Which lines hold the word "Members"? Show each of them.

==== DATASET EXCERPTS

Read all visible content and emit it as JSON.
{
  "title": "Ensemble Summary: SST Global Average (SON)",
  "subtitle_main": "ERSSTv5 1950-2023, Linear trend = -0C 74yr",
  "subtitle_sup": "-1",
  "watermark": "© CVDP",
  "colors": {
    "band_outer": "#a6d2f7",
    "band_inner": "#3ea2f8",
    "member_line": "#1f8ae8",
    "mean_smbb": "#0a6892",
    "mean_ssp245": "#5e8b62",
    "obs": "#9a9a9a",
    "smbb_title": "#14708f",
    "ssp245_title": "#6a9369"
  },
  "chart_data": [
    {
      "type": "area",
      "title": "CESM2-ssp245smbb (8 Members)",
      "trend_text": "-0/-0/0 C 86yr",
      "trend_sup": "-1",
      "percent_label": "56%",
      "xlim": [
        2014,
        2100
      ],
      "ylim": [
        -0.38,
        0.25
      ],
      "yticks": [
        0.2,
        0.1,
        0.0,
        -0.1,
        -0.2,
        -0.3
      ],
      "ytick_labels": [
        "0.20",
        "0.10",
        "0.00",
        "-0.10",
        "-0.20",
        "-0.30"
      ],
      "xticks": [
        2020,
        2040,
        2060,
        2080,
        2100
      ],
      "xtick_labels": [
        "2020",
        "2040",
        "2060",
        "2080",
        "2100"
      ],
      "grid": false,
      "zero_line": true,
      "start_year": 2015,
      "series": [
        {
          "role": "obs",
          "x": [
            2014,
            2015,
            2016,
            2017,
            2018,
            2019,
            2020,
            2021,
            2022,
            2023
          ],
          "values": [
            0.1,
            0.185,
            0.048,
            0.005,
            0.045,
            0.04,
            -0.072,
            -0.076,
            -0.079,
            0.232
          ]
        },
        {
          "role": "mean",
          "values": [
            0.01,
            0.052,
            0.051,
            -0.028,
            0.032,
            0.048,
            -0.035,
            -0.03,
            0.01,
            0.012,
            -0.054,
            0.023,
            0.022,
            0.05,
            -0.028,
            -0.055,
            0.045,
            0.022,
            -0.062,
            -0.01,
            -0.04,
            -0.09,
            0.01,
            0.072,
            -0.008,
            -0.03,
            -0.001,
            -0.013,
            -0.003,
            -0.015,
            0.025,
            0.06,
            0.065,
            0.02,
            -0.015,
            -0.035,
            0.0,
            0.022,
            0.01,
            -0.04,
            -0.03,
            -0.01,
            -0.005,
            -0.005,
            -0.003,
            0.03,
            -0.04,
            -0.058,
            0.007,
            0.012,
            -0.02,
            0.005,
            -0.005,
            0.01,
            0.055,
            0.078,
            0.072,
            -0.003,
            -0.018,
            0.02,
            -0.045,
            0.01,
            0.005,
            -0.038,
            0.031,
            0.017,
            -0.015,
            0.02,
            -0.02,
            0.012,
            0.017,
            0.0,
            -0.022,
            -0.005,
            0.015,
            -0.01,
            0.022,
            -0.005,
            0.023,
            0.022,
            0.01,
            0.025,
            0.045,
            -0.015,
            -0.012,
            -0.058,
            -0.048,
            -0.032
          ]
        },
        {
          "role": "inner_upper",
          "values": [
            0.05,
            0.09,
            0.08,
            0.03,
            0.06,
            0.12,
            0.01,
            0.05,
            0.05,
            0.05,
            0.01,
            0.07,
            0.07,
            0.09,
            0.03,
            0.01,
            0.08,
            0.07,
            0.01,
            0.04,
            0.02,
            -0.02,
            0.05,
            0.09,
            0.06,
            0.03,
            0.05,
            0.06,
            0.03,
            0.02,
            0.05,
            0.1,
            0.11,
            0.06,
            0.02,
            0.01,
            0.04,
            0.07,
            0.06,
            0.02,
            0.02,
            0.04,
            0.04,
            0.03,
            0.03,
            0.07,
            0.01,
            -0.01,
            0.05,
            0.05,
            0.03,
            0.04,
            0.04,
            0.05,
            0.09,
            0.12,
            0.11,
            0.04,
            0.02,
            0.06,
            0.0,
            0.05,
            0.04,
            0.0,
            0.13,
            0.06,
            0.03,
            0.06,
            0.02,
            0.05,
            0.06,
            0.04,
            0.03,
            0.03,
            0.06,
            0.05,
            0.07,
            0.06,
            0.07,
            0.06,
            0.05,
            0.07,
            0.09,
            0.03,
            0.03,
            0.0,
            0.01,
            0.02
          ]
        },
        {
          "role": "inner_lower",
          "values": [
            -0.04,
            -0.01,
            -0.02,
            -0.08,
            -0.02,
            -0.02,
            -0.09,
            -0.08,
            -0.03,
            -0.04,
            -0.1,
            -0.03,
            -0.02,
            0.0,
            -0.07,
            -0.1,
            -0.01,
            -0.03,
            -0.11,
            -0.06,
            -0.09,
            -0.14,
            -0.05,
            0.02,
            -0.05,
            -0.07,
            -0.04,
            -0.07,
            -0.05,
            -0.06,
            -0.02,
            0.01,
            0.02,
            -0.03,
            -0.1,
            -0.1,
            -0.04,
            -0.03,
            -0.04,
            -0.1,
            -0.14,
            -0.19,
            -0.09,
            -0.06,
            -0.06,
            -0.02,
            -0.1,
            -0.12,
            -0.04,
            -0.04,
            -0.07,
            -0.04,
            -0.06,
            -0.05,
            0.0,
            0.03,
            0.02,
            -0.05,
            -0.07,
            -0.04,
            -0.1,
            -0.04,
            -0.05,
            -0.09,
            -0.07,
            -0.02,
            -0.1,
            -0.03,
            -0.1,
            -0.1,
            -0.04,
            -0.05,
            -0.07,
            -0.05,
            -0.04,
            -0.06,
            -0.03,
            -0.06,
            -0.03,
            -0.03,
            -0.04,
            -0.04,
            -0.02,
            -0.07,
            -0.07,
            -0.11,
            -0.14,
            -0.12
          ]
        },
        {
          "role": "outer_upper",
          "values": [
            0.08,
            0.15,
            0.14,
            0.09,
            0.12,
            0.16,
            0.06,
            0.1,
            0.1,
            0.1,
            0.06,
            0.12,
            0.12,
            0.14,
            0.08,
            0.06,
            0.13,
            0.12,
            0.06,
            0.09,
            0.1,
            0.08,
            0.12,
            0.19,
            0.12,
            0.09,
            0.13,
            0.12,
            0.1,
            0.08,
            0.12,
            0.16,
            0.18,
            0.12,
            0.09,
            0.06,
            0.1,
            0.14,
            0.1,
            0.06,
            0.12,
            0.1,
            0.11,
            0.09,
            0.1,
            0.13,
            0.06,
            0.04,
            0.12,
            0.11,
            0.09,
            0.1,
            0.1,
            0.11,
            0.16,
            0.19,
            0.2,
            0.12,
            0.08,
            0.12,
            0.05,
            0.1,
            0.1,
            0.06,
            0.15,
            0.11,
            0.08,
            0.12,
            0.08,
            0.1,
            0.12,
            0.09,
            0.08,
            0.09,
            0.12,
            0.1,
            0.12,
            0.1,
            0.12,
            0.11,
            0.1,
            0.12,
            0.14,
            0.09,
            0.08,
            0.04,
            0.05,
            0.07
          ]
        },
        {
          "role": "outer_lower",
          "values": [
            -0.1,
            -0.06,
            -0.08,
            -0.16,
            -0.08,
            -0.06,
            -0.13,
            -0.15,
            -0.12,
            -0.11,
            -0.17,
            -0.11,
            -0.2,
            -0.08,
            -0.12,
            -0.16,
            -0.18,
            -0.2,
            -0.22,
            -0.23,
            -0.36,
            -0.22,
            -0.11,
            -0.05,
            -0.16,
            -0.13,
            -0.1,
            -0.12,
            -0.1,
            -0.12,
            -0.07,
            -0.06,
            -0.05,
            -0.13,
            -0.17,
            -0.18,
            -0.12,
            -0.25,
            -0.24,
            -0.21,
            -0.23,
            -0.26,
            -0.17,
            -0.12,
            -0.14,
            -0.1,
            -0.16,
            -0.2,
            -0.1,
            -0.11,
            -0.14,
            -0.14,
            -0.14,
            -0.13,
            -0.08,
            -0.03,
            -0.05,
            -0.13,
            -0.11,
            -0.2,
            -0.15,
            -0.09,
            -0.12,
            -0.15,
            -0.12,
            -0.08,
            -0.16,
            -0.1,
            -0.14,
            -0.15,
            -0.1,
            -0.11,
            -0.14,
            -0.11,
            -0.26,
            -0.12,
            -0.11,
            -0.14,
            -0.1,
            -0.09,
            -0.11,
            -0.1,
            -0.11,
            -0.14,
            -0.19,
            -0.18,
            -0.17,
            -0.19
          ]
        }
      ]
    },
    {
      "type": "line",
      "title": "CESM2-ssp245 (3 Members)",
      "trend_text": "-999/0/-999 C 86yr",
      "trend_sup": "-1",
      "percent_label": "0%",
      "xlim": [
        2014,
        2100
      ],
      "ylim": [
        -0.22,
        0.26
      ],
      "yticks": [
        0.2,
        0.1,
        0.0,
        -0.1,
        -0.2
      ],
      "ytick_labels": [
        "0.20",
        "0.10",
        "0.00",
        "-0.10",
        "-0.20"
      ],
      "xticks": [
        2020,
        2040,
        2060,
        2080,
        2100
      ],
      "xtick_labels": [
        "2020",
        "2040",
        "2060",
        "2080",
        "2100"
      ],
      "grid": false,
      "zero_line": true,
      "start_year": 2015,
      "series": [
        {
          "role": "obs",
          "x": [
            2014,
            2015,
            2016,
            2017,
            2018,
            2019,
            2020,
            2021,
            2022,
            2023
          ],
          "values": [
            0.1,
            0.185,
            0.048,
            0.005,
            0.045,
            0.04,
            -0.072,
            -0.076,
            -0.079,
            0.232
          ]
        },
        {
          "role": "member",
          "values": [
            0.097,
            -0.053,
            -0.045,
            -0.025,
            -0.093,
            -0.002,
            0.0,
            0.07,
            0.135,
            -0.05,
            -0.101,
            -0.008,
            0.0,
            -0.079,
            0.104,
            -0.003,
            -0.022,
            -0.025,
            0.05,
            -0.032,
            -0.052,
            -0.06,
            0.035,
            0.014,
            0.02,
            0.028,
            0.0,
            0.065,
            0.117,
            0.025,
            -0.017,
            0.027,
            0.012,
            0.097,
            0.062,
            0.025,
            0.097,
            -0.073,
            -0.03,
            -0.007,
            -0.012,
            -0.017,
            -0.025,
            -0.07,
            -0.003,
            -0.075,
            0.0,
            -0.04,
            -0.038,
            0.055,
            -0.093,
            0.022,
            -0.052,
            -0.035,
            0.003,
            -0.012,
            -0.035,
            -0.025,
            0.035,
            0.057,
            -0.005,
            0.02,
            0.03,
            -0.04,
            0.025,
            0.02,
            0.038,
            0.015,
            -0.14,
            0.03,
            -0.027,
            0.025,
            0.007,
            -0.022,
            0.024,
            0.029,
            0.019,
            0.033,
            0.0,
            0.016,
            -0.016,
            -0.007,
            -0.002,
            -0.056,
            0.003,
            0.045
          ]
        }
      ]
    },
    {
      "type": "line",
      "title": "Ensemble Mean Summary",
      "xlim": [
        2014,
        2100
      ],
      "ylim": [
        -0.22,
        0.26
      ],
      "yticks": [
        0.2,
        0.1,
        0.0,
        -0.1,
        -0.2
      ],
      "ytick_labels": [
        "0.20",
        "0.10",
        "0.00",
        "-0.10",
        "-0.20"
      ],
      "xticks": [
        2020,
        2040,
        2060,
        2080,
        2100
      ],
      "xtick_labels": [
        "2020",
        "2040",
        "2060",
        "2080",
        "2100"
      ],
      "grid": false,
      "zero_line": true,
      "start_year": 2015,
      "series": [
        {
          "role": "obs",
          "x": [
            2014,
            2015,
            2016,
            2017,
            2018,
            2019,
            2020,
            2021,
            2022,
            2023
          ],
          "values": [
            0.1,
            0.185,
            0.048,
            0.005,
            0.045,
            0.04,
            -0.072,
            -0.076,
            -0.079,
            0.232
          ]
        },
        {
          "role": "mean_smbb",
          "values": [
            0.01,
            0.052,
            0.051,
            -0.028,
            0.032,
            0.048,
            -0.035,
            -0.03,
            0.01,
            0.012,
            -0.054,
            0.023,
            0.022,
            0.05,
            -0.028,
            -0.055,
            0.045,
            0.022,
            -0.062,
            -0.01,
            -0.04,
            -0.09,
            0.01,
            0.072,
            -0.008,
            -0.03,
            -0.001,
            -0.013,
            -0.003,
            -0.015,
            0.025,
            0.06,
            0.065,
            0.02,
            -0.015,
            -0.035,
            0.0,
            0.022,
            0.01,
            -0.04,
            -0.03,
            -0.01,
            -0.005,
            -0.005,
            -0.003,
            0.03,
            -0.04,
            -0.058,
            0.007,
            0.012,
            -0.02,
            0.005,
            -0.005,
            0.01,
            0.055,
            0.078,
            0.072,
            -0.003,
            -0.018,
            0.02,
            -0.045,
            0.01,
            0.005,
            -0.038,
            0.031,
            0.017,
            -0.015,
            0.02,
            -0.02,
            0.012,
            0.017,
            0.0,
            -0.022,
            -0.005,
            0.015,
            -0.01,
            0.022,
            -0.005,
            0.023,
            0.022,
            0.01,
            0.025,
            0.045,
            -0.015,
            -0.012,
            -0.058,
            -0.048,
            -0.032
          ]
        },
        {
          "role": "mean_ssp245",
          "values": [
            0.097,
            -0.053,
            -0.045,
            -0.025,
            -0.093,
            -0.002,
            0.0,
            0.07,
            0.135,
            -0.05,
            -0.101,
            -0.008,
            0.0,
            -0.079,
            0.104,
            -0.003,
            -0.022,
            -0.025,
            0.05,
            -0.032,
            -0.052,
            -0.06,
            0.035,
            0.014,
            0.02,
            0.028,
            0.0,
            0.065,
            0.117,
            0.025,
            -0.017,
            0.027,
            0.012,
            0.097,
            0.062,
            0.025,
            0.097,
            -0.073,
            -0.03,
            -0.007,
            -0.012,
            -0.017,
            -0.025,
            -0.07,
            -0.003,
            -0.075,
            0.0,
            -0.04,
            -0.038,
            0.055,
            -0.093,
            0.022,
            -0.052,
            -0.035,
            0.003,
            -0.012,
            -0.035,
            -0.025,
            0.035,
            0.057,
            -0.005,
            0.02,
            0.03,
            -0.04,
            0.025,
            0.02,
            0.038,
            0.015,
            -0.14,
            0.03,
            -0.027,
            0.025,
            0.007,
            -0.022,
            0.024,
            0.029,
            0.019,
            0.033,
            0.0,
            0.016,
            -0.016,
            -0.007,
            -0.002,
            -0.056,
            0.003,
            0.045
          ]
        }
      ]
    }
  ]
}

========

§ **WRITTEN ANSWER**
      "title": "CESM2-ssp245smbb (8 Members)",
      "title": "CESM2-ssp245 (3 Members)",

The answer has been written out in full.